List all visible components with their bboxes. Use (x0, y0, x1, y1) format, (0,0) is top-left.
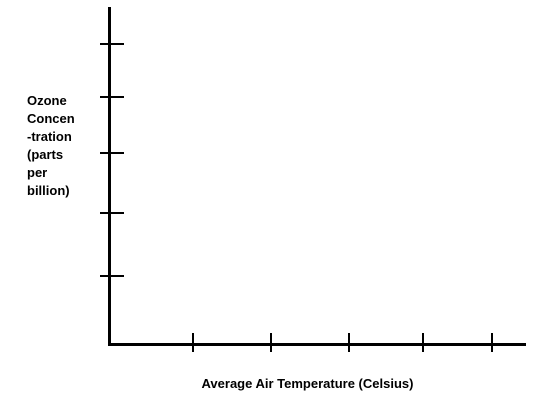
y-axis-label-line: billion) (27, 183, 70, 198)
y-axis-label-line: per (27, 165, 48, 180)
y-axis-label: Ozone Concen -tration (parts per billion… (27, 92, 97, 200)
x-axis-label: Average Air Temperature (Celsius) (201, 376, 414, 391)
y-ticks (100, 43, 124, 277)
y-axis-label-line: Concen (27, 111, 75, 126)
y-axis-label-line: (parts (27, 147, 64, 162)
y-axis-label-line: -tration (27, 129, 72, 144)
x-ticks (192, 333, 493, 352)
y-axis-label-line: Ozone (27, 93, 67, 108)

» **Énoncé**
Modifiez les enregistrements ci-dessus en remplaçant "visible components" par "visible elements", sans rien changer d'autre, et réécrivez-les sans les images.

» **Solution**
List all visible elements with their bboxes. Use (x0, y0, x1, y1) format, (0,0) is top-left.
y-axis-label-line: billion) (27, 183, 70, 198)
y-axis-label-line: per (27, 165, 48, 180)
y-axis-label: Ozone Concen -tration (parts per billion… (27, 92, 97, 200)
x-axis-label: Average Air Temperature (Celsius) (201, 376, 414, 391)
y-ticks (100, 43, 124, 277)
y-axis-label-line: Concen (27, 111, 75, 126)
y-axis-label-line: (parts (27, 147, 64, 162)
y-axis-label-line: -tration (27, 129, 72, 144)
x-ticks (192, 333, 493, 352)
y-axis-label-line: Ozone (27, 93, 67, 108)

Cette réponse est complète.